> [TASK INSTRUCTIONS]
What is the count of lines in the listing below that hold the string "Stan"? Reply with that number alone.
## begin INPUT ROWS
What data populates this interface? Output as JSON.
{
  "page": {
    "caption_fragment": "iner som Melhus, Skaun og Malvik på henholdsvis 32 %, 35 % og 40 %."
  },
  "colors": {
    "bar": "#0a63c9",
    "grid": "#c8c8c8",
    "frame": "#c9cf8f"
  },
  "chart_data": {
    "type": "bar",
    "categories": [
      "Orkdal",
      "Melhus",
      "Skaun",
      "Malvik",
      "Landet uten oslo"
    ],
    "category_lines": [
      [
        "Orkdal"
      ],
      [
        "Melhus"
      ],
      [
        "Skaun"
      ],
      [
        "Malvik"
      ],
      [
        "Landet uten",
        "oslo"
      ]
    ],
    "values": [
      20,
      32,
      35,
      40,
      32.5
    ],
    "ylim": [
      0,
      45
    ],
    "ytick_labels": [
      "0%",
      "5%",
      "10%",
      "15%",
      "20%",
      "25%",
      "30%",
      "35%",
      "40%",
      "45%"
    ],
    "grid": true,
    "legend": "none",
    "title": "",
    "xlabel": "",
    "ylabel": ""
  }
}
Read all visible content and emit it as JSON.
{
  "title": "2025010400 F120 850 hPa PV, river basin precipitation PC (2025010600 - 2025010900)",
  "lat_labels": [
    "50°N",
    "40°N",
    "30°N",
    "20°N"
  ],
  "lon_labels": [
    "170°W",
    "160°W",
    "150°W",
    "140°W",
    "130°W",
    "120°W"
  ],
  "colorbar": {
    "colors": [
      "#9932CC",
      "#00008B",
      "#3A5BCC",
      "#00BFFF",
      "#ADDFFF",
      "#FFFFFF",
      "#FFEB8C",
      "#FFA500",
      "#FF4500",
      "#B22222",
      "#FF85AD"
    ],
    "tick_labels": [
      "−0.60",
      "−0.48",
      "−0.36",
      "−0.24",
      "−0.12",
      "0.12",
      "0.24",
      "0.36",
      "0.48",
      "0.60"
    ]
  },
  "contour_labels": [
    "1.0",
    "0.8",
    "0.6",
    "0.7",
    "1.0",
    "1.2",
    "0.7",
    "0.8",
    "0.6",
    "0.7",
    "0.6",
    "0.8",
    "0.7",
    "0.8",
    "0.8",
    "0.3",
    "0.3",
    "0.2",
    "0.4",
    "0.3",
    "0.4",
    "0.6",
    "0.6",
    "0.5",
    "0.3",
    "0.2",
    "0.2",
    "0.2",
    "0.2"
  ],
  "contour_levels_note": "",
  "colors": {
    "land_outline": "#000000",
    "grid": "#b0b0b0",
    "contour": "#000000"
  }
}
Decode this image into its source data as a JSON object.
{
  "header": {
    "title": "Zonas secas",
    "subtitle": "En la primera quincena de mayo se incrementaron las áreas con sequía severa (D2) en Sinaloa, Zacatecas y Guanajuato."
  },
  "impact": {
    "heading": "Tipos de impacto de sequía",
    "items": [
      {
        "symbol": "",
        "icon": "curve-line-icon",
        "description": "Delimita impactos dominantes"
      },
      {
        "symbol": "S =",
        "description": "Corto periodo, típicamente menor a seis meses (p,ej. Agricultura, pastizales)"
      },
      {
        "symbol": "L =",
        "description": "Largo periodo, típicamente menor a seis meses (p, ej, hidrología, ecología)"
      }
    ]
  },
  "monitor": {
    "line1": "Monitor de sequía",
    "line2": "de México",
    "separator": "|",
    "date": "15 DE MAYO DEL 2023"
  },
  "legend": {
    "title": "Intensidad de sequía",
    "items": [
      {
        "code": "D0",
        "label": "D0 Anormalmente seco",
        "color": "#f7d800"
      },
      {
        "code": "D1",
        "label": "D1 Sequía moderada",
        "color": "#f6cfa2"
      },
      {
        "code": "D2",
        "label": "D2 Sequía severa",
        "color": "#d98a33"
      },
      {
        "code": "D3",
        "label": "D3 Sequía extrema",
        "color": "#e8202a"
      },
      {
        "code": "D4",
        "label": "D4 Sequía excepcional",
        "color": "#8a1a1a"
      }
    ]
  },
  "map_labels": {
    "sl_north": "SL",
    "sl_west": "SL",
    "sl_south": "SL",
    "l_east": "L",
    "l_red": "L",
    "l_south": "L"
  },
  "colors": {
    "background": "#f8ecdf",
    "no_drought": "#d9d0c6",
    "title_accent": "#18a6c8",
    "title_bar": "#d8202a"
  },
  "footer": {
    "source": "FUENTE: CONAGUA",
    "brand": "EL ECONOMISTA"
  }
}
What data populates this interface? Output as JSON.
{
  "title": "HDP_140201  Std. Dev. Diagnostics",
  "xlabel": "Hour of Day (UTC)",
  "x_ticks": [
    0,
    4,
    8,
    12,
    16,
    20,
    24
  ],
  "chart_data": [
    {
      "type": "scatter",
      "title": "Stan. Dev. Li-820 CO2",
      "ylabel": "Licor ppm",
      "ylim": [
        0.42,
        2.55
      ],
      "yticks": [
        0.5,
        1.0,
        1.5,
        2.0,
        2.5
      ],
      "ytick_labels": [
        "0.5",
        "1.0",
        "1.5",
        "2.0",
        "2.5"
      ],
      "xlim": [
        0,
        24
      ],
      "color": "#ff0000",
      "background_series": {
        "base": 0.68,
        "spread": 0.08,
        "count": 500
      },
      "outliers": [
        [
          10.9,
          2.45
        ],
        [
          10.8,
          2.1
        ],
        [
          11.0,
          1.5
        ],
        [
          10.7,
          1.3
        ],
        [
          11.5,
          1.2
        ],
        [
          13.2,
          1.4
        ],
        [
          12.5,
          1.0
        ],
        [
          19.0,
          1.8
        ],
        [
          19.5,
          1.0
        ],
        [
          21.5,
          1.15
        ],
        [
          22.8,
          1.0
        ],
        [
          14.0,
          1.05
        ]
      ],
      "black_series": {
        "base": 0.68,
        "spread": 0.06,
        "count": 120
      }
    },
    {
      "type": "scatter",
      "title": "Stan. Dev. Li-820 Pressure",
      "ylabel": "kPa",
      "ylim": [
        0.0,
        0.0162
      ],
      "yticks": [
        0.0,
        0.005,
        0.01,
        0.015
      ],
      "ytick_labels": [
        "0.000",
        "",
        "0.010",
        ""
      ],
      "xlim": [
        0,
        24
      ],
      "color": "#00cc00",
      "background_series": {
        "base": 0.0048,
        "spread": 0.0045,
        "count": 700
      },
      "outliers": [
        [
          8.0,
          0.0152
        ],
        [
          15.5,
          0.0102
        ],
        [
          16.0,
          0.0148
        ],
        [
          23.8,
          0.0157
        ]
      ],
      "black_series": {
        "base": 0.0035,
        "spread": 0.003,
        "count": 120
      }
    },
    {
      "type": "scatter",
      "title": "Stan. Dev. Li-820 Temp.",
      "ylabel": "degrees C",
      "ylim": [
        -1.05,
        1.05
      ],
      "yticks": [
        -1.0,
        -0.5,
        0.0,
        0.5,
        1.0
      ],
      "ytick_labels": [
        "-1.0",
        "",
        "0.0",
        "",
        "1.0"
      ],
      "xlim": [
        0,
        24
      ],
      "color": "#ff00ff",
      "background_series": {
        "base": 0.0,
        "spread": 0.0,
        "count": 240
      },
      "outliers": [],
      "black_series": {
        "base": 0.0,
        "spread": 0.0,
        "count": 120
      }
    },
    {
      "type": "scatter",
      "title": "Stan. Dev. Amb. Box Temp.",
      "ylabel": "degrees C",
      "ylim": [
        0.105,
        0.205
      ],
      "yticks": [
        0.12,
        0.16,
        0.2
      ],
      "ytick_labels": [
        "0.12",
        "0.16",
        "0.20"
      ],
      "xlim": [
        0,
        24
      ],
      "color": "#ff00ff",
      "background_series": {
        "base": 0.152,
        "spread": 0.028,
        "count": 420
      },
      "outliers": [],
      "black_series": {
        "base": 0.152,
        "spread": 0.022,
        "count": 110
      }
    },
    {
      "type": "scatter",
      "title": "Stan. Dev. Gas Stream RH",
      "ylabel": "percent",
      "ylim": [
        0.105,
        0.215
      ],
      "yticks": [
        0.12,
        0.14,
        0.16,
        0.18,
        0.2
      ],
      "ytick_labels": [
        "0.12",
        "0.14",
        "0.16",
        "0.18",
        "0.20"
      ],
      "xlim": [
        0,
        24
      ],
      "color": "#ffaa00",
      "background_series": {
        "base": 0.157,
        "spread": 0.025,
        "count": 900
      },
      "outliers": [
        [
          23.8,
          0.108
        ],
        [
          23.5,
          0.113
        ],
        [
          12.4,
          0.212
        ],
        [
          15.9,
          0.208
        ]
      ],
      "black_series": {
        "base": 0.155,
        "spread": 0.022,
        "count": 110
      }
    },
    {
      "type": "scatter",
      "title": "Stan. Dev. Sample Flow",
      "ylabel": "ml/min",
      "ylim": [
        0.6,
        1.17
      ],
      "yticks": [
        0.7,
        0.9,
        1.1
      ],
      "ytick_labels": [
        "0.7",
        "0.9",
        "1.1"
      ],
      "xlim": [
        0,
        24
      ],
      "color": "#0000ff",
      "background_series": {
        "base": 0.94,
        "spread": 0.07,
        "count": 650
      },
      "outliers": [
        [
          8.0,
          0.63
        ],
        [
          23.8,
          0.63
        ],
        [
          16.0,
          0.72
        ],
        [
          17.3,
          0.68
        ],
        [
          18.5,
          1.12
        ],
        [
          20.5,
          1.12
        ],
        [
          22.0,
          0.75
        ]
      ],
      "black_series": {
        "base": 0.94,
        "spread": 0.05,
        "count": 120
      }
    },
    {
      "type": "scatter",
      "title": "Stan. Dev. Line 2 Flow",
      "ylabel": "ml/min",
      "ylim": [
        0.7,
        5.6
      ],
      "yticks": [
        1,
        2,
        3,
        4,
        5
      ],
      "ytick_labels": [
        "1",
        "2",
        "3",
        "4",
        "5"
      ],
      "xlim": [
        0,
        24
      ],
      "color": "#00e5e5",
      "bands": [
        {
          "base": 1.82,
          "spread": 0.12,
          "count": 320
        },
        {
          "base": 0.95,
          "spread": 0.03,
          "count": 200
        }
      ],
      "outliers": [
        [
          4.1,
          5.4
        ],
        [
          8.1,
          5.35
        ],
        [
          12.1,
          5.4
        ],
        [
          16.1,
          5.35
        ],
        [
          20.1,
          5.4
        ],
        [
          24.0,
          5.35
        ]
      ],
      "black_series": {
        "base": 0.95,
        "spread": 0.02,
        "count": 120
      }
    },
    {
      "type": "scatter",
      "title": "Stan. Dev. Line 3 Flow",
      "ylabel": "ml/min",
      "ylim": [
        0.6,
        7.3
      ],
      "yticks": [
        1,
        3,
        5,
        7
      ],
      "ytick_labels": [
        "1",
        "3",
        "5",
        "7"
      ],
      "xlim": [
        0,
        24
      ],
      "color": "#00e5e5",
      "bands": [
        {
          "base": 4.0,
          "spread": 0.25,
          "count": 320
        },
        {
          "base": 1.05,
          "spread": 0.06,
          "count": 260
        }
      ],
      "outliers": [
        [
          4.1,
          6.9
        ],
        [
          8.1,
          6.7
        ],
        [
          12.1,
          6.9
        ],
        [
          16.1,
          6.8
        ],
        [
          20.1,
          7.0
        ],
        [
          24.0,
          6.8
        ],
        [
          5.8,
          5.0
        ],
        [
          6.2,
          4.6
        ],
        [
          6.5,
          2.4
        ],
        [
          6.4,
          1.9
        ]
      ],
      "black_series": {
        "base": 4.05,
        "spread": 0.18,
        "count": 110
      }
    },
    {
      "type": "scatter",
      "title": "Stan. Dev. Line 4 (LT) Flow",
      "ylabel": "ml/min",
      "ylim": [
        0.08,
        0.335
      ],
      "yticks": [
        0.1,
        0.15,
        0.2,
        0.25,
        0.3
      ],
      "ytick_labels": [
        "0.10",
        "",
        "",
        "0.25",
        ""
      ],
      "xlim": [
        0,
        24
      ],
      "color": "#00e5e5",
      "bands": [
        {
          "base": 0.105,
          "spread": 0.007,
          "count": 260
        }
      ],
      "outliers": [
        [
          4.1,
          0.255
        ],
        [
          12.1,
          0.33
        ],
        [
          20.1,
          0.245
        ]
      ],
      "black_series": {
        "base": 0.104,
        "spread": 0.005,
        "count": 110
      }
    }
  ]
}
## end INPUT ROWS
> [RESPONSE TO THE TASK]
9